**Exercise requirements:**
(a) Output the passage of the gallery news from "Four Northwest artists" up to and including "works and installations.", word for word.
(b) According to the gallery news, in what medium does Claude Zervas map Northwest watersheds?

**Extract to read:**
# # # # # # #
Recent Davidson Galleries exhibitor John Grade is included in ÜberPortrait, now showing at Bellevue Art Museum.

Comprised of over 30 works by celebrated local, national and international artists, this unique exhibition examines the ‘portrait’  in all its facets – from individual likeness to overarching cultural identity. Working in a broad range of media such as sculpture, ceramics, photography, fiber, performance art and film, artists highlighted in ÜberPortrait share a common interest: exploring the age-old fascination with capturing a person’s likeness and/or recreating his or her identity, both as individual and collective entities. Continue reading…

Artists include: Nick Cave (IL), Kate Clark (NY), Sonya Clark (VA), John Grade (WA), Margot Quan Knight (WA), Ledelle Moe (MD), Darrel Morris (IL), Brian O’Doherty (A.K.A. Patrick Ireland; NY), Kukuli Velarde (PA), Dan Webb (WA) and Ah Xian (Australia). ÜberPortrait continues through October 18, 2009.

Etsuko Ichikawa’s exhibition Glass Pyrographs is now showing at Randall Scott Gallery in Brooklyn, through July 11. Elusive Element, with Leo Saul Berk, Shawn Patrick Landis and Claude Zervas runs July 3 - October 4, 2009 at Museum of Northwest Art, with an opening reception Saturday, July 11, 2-5pm.

Four Northwest artists work with the fleeting nature of the elements–earth, air, fire, and water.  Two of the artists represent or mimic nature with synthetic mediums, while two use elements to make their art.  Shawn Patrick Landis’ medium is air; Leo Saul Berk diagrams inaccessible caves deep into the earth; Etsuko Ichikawa makes calligraphic marks on paper with fire; and Claude Zervas maps Northwest watersheds in neon.  “Elusive Elements” features large-scale works and installations.
# # # # # # #
**Data for review:**
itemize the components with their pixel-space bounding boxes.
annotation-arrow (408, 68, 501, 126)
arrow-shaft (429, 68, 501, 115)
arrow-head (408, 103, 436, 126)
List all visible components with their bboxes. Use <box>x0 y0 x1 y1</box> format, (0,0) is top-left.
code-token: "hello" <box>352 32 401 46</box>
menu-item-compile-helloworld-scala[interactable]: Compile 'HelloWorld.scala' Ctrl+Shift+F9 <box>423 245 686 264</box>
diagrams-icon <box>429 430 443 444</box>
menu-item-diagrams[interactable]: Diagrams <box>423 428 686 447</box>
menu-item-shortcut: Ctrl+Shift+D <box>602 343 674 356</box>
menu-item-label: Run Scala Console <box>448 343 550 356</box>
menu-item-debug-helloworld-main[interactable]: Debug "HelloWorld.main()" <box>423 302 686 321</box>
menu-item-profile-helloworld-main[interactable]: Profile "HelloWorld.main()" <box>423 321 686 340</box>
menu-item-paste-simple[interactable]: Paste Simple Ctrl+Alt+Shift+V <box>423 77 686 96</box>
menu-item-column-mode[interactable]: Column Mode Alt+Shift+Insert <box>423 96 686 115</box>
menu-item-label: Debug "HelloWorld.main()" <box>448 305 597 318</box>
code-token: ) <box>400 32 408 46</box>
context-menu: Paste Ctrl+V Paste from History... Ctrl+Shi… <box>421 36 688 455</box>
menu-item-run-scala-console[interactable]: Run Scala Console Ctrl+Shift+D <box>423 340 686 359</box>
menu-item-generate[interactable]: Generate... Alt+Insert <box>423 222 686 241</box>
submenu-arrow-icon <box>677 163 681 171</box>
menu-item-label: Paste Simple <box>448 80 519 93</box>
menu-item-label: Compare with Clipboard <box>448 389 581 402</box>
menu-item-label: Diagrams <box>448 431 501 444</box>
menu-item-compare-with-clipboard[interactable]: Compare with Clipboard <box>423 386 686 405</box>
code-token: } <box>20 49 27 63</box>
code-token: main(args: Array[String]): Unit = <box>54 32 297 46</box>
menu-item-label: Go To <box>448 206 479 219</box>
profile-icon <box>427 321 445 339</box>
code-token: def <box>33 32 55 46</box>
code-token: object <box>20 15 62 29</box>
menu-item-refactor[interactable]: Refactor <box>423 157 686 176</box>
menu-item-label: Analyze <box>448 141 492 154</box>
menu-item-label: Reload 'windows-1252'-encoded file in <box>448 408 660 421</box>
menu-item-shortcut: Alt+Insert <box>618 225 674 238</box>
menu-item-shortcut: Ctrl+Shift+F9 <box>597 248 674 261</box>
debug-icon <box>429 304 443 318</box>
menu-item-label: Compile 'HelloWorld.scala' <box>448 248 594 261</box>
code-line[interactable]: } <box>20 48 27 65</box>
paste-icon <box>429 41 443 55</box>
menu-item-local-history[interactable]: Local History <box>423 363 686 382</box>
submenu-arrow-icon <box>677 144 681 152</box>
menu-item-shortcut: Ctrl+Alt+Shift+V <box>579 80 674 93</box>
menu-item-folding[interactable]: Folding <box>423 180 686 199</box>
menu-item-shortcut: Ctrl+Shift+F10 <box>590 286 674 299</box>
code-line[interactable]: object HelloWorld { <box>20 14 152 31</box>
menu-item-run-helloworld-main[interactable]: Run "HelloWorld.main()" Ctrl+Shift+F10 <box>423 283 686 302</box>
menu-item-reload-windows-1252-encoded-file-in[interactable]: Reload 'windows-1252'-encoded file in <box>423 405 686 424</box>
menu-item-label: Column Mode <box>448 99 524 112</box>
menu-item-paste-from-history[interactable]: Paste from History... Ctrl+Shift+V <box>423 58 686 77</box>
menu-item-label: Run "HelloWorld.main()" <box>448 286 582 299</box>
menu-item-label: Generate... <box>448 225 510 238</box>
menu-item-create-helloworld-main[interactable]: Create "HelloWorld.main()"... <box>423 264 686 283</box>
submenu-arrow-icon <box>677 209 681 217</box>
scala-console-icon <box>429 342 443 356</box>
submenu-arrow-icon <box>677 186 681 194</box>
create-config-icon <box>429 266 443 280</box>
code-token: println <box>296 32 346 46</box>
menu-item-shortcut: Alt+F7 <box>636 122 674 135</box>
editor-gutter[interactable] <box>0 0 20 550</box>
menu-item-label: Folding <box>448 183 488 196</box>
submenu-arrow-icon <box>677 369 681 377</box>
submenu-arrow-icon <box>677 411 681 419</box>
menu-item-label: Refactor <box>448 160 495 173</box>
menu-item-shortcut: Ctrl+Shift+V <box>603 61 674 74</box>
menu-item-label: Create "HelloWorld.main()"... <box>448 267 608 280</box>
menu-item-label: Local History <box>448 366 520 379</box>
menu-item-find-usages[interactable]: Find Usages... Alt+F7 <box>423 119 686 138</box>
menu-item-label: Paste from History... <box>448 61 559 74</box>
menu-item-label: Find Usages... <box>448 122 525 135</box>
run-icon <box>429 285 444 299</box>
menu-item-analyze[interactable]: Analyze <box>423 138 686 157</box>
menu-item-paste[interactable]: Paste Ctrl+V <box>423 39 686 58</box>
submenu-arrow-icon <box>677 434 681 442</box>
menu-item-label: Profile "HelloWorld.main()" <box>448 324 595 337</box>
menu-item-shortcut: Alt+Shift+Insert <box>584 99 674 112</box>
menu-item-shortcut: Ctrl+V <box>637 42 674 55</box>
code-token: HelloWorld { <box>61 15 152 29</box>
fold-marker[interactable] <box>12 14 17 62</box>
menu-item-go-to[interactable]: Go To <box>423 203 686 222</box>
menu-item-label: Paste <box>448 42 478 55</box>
# # # # # # #
**Responses:**
(a)
Four Northwest artists work with the fleeting nature of the elements–earth, air, fire, and water.  Two of the artists represent or mimic nature with synthetic mediums, while two use elements to make their art.  Shawn Patrick Landis’ medium is air; Leo Saul Berk diagrams inaccessible caves deep into the earth; Etsuko Ichikawa makes calligraphic marks on paper with fire; and Claude Zervas maps Northwest watersheds in neon.  “Elusive Elements” features large-scale works and installations.

(b) Neon.